[Extracts from a graphics dataset]
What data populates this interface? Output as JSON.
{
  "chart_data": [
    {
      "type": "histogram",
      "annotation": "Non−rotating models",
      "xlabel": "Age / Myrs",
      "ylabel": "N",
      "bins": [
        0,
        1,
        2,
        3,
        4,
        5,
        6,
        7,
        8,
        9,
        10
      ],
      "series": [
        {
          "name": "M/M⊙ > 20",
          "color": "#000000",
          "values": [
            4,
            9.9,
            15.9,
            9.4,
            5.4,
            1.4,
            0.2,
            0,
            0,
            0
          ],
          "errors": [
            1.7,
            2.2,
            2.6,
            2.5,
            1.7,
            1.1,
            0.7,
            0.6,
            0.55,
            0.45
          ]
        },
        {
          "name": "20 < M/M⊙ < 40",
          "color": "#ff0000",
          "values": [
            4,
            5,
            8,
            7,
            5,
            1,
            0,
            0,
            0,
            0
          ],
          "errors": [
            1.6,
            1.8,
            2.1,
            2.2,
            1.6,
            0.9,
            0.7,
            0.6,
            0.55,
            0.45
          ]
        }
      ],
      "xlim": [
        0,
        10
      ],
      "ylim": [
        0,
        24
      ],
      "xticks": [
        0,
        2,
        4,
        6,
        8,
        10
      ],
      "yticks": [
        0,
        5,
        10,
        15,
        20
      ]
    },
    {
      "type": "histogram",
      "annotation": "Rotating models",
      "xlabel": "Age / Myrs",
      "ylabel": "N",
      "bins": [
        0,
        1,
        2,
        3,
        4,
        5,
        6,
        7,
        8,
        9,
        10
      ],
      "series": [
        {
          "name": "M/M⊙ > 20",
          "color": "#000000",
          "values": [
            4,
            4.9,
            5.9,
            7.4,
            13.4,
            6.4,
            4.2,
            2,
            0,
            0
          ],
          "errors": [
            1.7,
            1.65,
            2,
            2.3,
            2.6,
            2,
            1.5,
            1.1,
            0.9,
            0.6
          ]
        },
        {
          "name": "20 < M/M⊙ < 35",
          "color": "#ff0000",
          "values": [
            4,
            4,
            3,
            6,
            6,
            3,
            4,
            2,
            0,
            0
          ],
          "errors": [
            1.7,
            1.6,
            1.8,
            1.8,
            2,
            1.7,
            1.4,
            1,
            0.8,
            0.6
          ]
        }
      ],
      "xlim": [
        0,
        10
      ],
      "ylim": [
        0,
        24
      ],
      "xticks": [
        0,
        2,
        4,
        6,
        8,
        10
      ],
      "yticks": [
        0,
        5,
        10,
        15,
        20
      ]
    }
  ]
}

Objective
Reproduce every record above exactly as it appears.

Right answer
What data populates this interface? Output as JSON.
{
  "chart_data": [
    {
      "type": "histogram",
      "annotation": "Non−rotating models",
      "xlabel": "Age / Myrs",
      "ylabel": "N",
      "bins": [
        0,
        1,
        2,
        3,
        4,
        5,
        6,
        7,
        8,
        9,
        10
      ],
      "series": [
        {
          "name": "M/M⊙ > 20",
          "color": "#000000",
          "values": [
            4,
            9.9,
            15.9,
            9.4,
            5.4,
            1.4,
            0.2,
            0,
            0,
            0
          ],
          "errors": [
            1.7,
            2.2,
            2.6,
            2.5,
            1.7,
            1.1,
            0.7,
            0.6,
            0.55,
            0.45
          ]
        },
        {
          "name": "20 < M/M⊙ < 40",
          "color": "#ff0000",
          "values": [
            4,
            5,
            8,
            7,
            5,
            1,
            0,
            0,
            0,
            0
          ],
          "errors": [
            1.6,
            1.8,
            2.1,
            2.2,
            1.6,
            0.9,
            0.7,
            0.6,
            0.55,
            0.45
          ]
        }
      ],
      "xlim": [
        0,
        10
      ],
      "ylim": [
        0,
        24
      ],
      "xticks": [
        0,
        2,
        4,
        6,
        8,
        10
      ],
      "yticks": [
        0,
        5,
        10,
        15,
        20
      ]
    },
    {
      "type": "histogram",
      "annotation": "Rotating models",
      "xlabel": "Age / Myrs",
      "ylabel": "N",
      "bins": [
        0,
        1,
        2,
        3,
        4,
        5,
        6,
        7,
        8,
        9,
        10
      ],
      "series": [
        {
          "name": "M/M⊙ > 20",
          "color": "#000000",
          "values": [
            4,
            4.9,
            5.9,
            7.4,
            13.4,
            6.4,
            4.2,
            2,
            0,
            0
          ],
          "errors": [
            1.7,
            1.65,
            2,
            2.3,
            2.6,
            2,
            1.5,
            1.1,
            0.9,
            0.6
          ]
        },
        {
          "name": "20 < M/M⊙ < 35",
          "color": "#ff0000",
          "values": [
            4,
            4,
            3,
            6,
            6,
            3,
            4,
            2,
            0,
            0
          ],
          "errors": [
            1.7,
            1.6,
            1.8,
            1.8,
            2,
            1.7,
            1.4,
            1,
            0.8,
            0.6
          ]
        }
      ],
      "xlim": [
        0,
        10
      ],
      "ylim": [
        0,
        24
      ],
      "xticks": [
        0,
        2,
        4,
        6,
        8,
        10
      ],
      "yticks": [
        0,
        5,
        10,
        15,
        20
      ]
    }
  ]
}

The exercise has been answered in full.